* **TASK REQUIREMENTS**
Below you will find a set of lines. Repeat them all exactly.

* **STORED ROWS**
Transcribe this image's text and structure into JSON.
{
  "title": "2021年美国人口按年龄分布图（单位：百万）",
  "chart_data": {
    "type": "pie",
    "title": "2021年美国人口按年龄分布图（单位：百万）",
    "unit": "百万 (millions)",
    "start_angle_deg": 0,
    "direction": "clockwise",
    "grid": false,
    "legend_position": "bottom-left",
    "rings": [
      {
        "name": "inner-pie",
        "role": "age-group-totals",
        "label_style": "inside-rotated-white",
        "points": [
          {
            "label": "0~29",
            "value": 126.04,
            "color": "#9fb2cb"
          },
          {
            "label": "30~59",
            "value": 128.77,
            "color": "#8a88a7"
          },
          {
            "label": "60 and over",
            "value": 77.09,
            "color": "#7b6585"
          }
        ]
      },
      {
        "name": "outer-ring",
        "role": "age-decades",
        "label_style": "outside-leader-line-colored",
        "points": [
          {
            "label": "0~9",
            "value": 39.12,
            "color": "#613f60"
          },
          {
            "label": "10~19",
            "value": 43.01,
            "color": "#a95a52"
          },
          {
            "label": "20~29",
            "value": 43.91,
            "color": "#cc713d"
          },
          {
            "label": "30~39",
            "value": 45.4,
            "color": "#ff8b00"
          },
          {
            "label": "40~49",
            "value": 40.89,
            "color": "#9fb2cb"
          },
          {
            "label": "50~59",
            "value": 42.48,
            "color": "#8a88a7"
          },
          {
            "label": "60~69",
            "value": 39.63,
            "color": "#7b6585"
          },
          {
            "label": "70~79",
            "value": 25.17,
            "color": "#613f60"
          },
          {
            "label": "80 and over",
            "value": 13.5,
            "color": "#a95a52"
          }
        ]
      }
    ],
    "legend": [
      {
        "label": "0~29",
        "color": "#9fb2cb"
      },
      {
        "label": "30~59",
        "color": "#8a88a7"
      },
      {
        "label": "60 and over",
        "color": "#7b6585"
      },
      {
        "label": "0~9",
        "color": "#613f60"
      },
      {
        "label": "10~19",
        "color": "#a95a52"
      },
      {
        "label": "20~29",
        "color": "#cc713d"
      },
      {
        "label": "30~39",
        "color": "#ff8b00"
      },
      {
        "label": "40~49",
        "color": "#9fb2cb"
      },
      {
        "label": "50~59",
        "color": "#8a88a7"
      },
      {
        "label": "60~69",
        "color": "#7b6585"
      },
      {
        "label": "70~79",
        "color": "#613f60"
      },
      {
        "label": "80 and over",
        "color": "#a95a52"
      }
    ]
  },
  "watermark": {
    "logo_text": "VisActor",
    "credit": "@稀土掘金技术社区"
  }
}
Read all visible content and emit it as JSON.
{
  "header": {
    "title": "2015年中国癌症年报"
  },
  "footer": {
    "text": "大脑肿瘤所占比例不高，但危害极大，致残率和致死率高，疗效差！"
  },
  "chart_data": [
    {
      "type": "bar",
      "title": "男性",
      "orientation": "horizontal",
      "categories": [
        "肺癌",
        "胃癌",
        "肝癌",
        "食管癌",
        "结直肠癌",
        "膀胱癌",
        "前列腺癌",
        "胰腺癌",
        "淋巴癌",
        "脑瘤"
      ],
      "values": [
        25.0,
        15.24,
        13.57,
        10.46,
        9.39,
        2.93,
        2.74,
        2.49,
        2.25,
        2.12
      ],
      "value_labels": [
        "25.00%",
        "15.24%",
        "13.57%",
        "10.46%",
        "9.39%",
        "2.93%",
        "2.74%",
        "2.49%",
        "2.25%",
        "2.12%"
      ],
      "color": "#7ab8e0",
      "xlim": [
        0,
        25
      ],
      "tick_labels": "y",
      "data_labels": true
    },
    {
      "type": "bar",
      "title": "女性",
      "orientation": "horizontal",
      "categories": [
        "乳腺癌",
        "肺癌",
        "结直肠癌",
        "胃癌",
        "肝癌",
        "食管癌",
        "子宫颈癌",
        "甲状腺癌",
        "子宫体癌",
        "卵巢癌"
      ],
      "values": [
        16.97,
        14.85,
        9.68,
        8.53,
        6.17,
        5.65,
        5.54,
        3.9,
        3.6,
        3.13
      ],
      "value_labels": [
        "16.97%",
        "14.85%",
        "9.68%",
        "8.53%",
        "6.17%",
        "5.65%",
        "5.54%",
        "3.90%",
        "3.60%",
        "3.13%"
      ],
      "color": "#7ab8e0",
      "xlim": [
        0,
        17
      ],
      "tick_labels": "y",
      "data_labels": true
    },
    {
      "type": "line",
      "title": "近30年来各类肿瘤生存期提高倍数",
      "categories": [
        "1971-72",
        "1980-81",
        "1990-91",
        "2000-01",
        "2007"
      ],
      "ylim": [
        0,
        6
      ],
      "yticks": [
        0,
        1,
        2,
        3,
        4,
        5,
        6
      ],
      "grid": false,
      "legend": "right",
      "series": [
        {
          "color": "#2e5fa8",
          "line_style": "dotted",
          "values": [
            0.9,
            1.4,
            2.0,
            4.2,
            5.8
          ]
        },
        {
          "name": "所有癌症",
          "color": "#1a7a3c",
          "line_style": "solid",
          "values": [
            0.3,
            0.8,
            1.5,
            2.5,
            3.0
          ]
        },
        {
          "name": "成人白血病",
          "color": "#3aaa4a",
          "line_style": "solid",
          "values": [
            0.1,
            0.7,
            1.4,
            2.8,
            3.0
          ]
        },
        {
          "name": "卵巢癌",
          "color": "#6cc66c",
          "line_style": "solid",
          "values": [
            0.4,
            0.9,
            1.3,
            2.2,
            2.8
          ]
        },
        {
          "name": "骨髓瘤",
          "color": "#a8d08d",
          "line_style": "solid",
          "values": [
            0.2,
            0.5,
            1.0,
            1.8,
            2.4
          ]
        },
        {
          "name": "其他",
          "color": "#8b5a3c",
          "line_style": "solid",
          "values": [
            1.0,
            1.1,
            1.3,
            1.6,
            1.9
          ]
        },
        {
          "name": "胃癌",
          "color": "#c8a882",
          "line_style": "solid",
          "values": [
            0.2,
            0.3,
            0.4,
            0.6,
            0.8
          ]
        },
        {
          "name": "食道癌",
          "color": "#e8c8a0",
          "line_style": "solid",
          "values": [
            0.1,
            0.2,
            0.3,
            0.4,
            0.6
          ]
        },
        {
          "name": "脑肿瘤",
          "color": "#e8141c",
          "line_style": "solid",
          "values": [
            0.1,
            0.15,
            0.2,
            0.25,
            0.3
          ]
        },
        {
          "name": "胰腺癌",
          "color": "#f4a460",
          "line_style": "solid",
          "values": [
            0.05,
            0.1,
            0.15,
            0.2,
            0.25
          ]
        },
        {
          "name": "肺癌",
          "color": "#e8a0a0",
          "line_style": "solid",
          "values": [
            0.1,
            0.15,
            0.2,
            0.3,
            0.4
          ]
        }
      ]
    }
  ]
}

* **SOLUTION BELOW**
Transcribe this image's text and structure into JSON.
{
  "title": "2021年美国人口按年龄分布图（单位：百万）",
  "chart_data": {
    "type": "pie",
    "title": "2021年美国人口按年龄分布图（单位：百万）",
    "unit": "百万 (millions)",
    "start_angle_deg": 0,
    "direction": "clockwise",
    "grid": false,
    "legend_position": "bottom-left",
    "rings": [
      {
        "name": "inner-pie",
        "role": "age-group-totals",
        "label_style": "inside-rotated-white",
        "points": [
          {
            "label": "0~29",
            "value": 126.04,
            "color": "#9fb2cb"
          },
          {
            "label": "30~59",
            "value": 128.77,
            "color": "#8a88a7"
          },
          {
            "label": "60 and over",
            "value": 77.09,
            "color": "#7b6585"
          }
        ]
      },
      {
        "name": "outer-ring",
        "role": "age-decades",
        "label_style": "outside-leader-line-colored",
        "points": [
          {
            "label": "0~9",
            "value": 39.12,
            "color": "#613f60"
          },
          {
            "label": "10~19",
            "value": 43.01,
            "color": "#a95a52"
          },
          {
            "label": "20~29",
            "value": 43.91,
            "color": "#cc713d"
          },
          {
            "label": "30~39",
            "value": 45.4,
            "color": "#ff8b00"
          },
          {
            "label": "40~49",
            "value": 40.89,
            "color": "#9fb2cb"
          },
          {
            "label": "50~59",
            "value": 42.48,
            "color": "#8a88a7"
          },
          {
            "label": "60~69",
            "value": 39.63,
            "color": "#7b6585"
          },
          {
            "label": "70~79",
            "value": 25.17,
            "color": "#613f60"
          },
          {
            "label": "80 and over",
            "value": 13.5,
            "color": "#a95a52"
          }
        ]
      }
    ],
    "legend": [
      {
        "label": "0~29",
        "color": "#9fb2cb"
      },
      {
        "label": "30~59",
        "color": "#8a88a7"
      },
      {
        "label": "60 and over",
        "color": "#7b6585"
      },
      {
        "label": "0~9",
        "color": "#613f60"
      },
      {
        "label": "10~19",
        "color": "#a95a52"
      },
      {
        "label": "20~29",
        "color": "#cc713d"
      },
      {
        "label": "30~39",
        "color": "#ff8b00"
      },
      {
        "label": "40~49",
        "color": "#9fb2cb"
      },
      {
        "label": "50~59",
        "color": "#8a88a7"
      },
      {
        "label": "60~69",
        "color": "#7b6585"
      },
      {
        "label": "70~79",
        "color": "#613f60"
      },
      {
        "label": "80 and over",
        "color": "#a95a52"
      }
    ]
  },
  "watermark": {
    "logo_text": "VisActor",
    "credit": "@稀土掘金技术社区"
  }
}
Read all visible content and emit it as JSON.
{
  "header": {
    "title": "2015年中国癌症年报"
  },
  "footer": {
    "text": "大脑肿瘤所占比例不高，但危害极大，致残率和致死率高，疗效差！"
  },
  "chart_data": [
    {
      "type": "bar",
      "title": "男性",
      "orientation": "horizontal",
      "categories": [
        "肺癌",
        "胃癌",
        "肝癌",
        "食管癌",
        "结直肠癌",
        "膀胱癌",
        "前列腺癌",
        "胰腺癌",
        "淋巴癌",
        "脑瘤"
      ],
      "values": [
        25.0,
        15.24,
        13.57,
        10.46,
        9.39,
        2.93,
        2.74,
        2.49,
        2.25,
        2.12
      ],
      "value_labels": [
        "25.00%",
        "15.24%",
        "13.57%",
        "10.46%",
        "9.39%",
        "2.93%",
        "2.74%",
        "2.49%",
        "2.25%",
        "2.12%"
      ],
      "color": "#7ab8e0",
      "xlim": [
        0,
        25
      ],
      "tick_labels": "y",
      "data_labels": true
    },
    {
      "type": "bar",
      "title": "女性",
      "orientation": "horizontal",
      "categories": [
        "乳腺癌",
        "肺癌",
        "结直肠癌",
        "胃癌",
        "肝癌",
        "食管癌",
        "子宫颈癌",
        "甲状腺癌",
        "子宫体癌",
        "卵巢癌"
      ],
      "values": [
        16.97,
        14.85,
        9.68,
        8.53,
        6.17,
        5.65,
        5.54,
        3.9,
        3.6,
        3.13
      ],
      "value_labels": [
        "16.97%",
        "14.85%",
        "9.68%",
        "8.53%",
        "6.17%",
        "5.65%",
        "5.54%",
        "3.90%",
        "3.60%",
        "3.13%"
      ],
      "color": "#7ab8e0",
      "xlim": [
        0,
        17
      ],
      "tick_labels": "y",
      "data_labels": true
    },
    {
      "type": "line",
      "title": "近30年来各类肿瘤生存期提高倍数",
      "categories": [
        "1971-72",
        "1980-81",
        "1990-91",
        "2000-01",
        "2007"
      ],
      "ylim": [
        0,
        6
      ],
      "yticks": [
        0,
        1,
        2,
        3,
        4,
        5,
        6
      ],
      "grid": false,
      "legend": "right",
      "series": [
        {
          "color": "#2e5fa8",
          "line_style": "dotted",
          "values": [
            0.9,
            1.4,
            2.0,
            4.2,
            5.8
          ]
        },
        {
          "name": "所有癌症",
          "color": "#1a7a3c",
          "line_style": "solid",
          "values": [
            0.3,
            0.8,
            1.5,
            2.5,
            3.0
          ]
        },
        {
          "name": "成人白血病",
          "color": "#3aaa4a",
          "line_style": "solid",
          "values": [
            0.1,
            0.7,
            1.4,
            2.8,
            3.0
          ]
        },
        {
          "name": "卵巢癌",
          "color": "#6cc66c",
          "line_style": "solid",
          "values": [
            0.4,
            0.9,
            1.3,
            2.2,
            2.8
          ]
        },
        {
          "name": "骨髓瘤",
          "color": "#a8d08d",
          "line_style": "solid",
          "values": [
            0.2,
            0.5,
            1.0,
            1.8,
            2.4
          ]
        },
        {
          "name": "其他",
          "color": "#8b5a3c",
          "line_style": "solid",
          "values": [
            1.0,
            1.1,
            1.3,
            1.6,
            1.9
          ]
        },
        {
          "name": "胃癌",
          "color": "#c8a882",
          "line_style": "solid",
          "values": [
            0.2,
            0.3,
            0.4,
            0.6,
            0.8
          ]
        },
        {
          "name": "食道癌",
          "color": "#e8c8a0",
          "line_style": "solid",
          "values": [
            0.1,
            0.2,
            0.3,
            0.4,
            0.6
          ]
        },
        {
          "name": "脑肿瘤",
          "color": "#e8141c",
          "line_style": "solid",
          "values": [
            0.1,
            0.15,
            0.2,
            0.25,
            0.3
          ]
        },
        {
          "name": "胰腺癌",
          "color": "#f4a460",
          "line_style": "solid",
          "values": [
            0.05,
            0.1,
            0.15,
            0.2,
            0.25
          ]
        },
        {
          "name": "肺癌",
          "color": "#e8a0a0",
          "line_style": "solid",
          "values": [
            0.1,
            0.15,
            0.2,
            0.3,
            0.4
          ]
        }
      ]
    }
  ]
}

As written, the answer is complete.